Return all lines that include the string "SETTINGS".

--

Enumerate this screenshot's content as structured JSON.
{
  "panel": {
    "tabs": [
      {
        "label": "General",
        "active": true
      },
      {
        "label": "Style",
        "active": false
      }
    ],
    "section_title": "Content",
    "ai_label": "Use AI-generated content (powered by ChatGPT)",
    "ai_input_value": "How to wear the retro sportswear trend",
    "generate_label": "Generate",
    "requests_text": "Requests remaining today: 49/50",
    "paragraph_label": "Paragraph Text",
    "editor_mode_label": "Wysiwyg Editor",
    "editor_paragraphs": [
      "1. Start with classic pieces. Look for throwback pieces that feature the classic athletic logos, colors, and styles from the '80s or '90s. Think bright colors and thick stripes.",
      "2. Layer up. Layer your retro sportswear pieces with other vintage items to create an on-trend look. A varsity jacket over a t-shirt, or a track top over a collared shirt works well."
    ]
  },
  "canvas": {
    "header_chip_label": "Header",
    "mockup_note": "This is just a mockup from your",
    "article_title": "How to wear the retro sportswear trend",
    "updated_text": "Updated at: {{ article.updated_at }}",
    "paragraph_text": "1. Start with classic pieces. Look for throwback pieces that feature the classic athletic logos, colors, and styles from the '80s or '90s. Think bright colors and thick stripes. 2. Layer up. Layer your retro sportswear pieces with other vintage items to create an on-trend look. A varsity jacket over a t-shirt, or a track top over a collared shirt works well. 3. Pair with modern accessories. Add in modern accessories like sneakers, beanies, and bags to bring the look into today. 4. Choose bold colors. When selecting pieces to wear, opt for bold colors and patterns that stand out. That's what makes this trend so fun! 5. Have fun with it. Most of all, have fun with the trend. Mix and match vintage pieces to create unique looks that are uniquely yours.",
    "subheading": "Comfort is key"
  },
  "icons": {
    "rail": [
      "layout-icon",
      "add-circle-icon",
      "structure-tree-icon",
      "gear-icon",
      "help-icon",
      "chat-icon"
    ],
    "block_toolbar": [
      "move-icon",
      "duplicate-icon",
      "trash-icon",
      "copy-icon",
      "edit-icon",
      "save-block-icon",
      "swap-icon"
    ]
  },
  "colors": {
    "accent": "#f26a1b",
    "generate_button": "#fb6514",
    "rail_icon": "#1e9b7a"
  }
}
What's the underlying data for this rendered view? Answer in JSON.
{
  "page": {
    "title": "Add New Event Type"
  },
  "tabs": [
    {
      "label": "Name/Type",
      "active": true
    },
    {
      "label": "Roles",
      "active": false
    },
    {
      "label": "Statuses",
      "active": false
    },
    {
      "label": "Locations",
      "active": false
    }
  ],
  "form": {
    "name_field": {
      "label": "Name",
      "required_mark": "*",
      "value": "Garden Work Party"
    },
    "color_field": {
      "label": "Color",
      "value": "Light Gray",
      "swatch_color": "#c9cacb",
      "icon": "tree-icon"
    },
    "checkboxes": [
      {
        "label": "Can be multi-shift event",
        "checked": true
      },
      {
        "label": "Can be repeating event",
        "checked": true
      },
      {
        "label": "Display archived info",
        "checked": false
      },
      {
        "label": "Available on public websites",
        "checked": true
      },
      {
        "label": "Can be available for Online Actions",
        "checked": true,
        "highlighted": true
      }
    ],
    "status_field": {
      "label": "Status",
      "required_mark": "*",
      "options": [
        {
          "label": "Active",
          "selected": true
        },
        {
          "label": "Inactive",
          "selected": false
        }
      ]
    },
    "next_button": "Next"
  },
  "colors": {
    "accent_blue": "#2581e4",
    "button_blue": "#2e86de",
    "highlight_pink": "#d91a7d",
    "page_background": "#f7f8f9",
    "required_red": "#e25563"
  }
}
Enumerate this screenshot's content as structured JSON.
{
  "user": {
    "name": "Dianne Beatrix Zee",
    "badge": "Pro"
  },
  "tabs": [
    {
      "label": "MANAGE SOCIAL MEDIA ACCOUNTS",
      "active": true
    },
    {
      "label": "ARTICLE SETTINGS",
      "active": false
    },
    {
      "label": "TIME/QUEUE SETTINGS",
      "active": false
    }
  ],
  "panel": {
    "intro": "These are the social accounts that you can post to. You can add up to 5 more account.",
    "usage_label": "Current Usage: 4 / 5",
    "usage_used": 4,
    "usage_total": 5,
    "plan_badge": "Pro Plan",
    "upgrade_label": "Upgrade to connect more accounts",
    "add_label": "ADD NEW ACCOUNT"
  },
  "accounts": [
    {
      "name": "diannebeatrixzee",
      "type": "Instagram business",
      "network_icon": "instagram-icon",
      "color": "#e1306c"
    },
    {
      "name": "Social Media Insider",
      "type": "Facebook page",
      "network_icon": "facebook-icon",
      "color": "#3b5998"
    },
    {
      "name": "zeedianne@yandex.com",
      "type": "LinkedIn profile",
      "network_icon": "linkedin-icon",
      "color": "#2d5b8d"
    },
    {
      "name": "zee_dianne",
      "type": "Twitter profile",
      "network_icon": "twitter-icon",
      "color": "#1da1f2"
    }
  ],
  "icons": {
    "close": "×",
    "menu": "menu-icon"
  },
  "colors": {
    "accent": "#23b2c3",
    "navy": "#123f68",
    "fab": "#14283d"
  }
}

--

Solved exercise:
      "label": "ARTICLE SETTINGS",
      "label": "TIME/QUEUE SETTINGS",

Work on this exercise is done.